Make an exact copy of every entry.

Page records with their text:
────────────────

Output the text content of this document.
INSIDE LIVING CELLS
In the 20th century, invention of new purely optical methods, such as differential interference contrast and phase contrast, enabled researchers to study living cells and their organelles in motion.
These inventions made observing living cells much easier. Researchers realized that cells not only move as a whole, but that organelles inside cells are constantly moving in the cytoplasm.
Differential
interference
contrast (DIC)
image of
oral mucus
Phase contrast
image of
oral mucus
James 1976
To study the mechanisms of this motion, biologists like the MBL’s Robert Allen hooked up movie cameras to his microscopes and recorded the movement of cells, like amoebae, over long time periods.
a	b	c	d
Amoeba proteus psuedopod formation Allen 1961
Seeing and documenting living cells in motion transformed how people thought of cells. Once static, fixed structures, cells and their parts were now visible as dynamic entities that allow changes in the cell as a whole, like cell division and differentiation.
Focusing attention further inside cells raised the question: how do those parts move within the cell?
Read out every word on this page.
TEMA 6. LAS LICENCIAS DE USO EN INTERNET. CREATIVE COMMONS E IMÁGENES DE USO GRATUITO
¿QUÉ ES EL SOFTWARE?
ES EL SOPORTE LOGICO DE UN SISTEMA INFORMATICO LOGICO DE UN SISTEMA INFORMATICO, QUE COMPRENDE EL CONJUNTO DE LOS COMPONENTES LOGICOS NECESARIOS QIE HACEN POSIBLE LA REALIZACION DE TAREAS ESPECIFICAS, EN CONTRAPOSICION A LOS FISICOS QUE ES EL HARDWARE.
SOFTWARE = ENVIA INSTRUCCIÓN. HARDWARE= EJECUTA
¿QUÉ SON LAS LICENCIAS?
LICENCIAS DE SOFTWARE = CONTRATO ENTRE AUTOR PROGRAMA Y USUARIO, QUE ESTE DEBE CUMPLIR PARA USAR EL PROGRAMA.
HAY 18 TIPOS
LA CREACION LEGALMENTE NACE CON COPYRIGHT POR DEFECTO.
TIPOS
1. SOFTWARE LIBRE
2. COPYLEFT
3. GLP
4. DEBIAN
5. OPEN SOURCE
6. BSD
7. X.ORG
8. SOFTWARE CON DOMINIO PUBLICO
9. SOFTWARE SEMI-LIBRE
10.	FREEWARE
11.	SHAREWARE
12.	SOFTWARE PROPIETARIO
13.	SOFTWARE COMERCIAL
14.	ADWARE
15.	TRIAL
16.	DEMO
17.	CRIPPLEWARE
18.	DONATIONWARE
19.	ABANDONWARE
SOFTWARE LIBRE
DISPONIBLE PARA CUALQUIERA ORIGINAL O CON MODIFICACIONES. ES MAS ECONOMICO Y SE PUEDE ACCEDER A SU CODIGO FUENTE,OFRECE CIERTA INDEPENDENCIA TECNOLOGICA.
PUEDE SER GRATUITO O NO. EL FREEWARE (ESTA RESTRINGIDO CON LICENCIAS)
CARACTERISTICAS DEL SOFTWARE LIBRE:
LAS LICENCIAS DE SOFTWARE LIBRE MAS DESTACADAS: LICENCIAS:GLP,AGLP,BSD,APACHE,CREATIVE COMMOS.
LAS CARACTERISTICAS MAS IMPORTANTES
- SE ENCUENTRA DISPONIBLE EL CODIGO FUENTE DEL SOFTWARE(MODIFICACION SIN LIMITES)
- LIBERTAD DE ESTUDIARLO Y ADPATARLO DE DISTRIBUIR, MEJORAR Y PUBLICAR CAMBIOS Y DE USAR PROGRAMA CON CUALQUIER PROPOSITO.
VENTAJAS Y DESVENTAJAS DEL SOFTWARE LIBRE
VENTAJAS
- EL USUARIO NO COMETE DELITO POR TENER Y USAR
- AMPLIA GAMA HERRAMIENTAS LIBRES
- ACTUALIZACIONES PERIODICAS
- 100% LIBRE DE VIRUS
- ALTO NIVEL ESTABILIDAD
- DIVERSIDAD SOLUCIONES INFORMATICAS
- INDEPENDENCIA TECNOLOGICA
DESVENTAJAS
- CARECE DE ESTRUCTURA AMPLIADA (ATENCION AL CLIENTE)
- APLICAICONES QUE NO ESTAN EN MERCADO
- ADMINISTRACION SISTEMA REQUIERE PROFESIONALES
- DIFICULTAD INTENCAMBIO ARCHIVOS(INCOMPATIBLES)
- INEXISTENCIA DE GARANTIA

────────────────

Written response:
Output the text content of this document.
INSIDE LIVING CELLS
In the 20th century, invention of new purely optical methods, such as differential interference contrast and phase contrast, enabled researchers to study living cells and their organelles in motion.
These inventions made observing living cells much easier. Researchers realized that cells not only move as a whole, but that organelles inside cells are constantly moving in the cytoplasm.
Differential
interference
contrast (DIC)
image of
oral mucus
Phase contrast
image of
oral mucus
James 1976
To study the mechanisms of this motion, biologists like the MBL’s Robert Allen hooked up movie cameras to his microscopes and recorded the movement of cells, like amoebae, over long time periods.
a	b	c	d
Amoeba proteus psuedopod formation Allen 1961
Seeing and documenting living cells in motion transformed how people thought of cells. Once static, fixed structures, cells and their parts were now visible as dynamic entities that allow changes in the cell as a whole, like cell division and differentiation.
Focusing attention further inside cells raised the question: how do those parts move within the cell?
Read out every word on this page.
TEMA 6. LAS LICENCIAS DE USO EN INTERNET. CREATIVE COMMONS E IMÁGENES DE USO GRATUITO
¿QUÉ ES EL SOFTWARE?
ES EL SOPORTE LOGICO DE UN SISTEMA INFORMATICO LOGICO DE UN SISTEMA INFORMATICO, QUE COMPRENDE EL CONJUNTO DE LOS COMPONENTES LOGICOS NECESARIOS QIE HACEN POSIBLE LA REALIZACION DE TAREAS ESPECIFICAS, EN CONTRAPOSICION A LOS FISICOS QUE ES EL HARDWARE.
SOFTWARE = ENVIA INSTRUCCIÓN. HARDWARE= EJECUTA
¿QUÉ SON LAS LICENCIAS?
LICENCIAS DE SOFTWARE = CONTRATO ENTRE AUTOR PROGRAMA Y USUARIO, QUE ESTE DEBE CUMPLIR PARA USAR EL PROGRAMA.
HAY 18 TIPOS
LA CREACION LEGALMENTE NACE CON COPYRIGHT POR DEFECTO.
TIPOS
1. SOFTWARE LIBRE
2. COPYLEFT
3. GLP
4. DEBIAN
5. OPEN SOURCE
6. BSD
7. X.ORG
8. SOFTWARE CON DOMINIO PUBLICO
9. SOFTWARE SEMI-LIBRE
10.	FREEWARE
11.	SHAREWARE
12.	SOFTWARE PROPIETARIO
13.	SOFTWARE COMERCIAL
14.	ADWARE
15.	TRIAL
16.	DEMO
17.	CRIPPLEWARE
18.	DONATIONWARE
19.	ABANDONWARE
SOFTWARE LIBRE
DISPONIBLE PARA CUALQUIERA ORIGINAL O CON MODIFICACIONES. ES MAS ECONOMICO Y SE PUEDE ACCEDER A SU CODIGO FUENTE,OFRECE CIERTA INDEPENDENCIA TECNOLOGICA.
PUEDE SER GRATUITO O NO. EL FREEWARE (ESTA RESTRINGIDO CON LICENCIAS)
CARACTERISTICAS DEL SOFTWARE LIBRE:
LAS LICENCIAS DE SOFTWARE LIBRE MAS DESTACADAS: LICENCIAS:GLP,AGLP,BSD,APACHE,CREATIVE COMMOS.
LAS CARACTERISTICAS MAS IMPORTANTES
- SE ENCUENTRA DISPONIBLE EL CODIGO FUENTE DEL SOFTWARE(MODIFICACION SIN LIMITES)
- LIBERTAD DE ESTUDIARLO Y ADPATARLO DE DISTRIBUIR, MEJORAR Y PUBLICAR CAMBIOS Y DE USAR PROGRAMA CON CUALQUIER PROPOSITO.
VENTAJAS Y DESVENTAJAS DEL SOFTWARE LIBRE
VENTAJAS
- EL USUARIO NO COMETE DELITO POR TENER Y USAR
- AMPLIA GAMA HERRAMIENTAS LIBRES
- ACTUALIZACIONES PERIODICAS
- 100% LIBRE DE VIRUS
- ALTO NIVEL ESTABILIDAD
- DIVERSIDAD SOLUCIONES INFORMATICAS
- INDEPENDENCIA TECNOLOGICA
DESVENTAJAS
- CARECE DE ESTRUCTURA AMPLIADA (ATENCION AL CLIENTE)
- APLICAICONES QUE NO ESTAN EN MERCADO
- ADMINISTRACION SISTEMA REQUIERE PROFESIONALES
- DIFICULTAD INTENCAMBIO ARCHIVOS(INCOMPATIBLES)
- INEXISTENCIA DE GARANTIA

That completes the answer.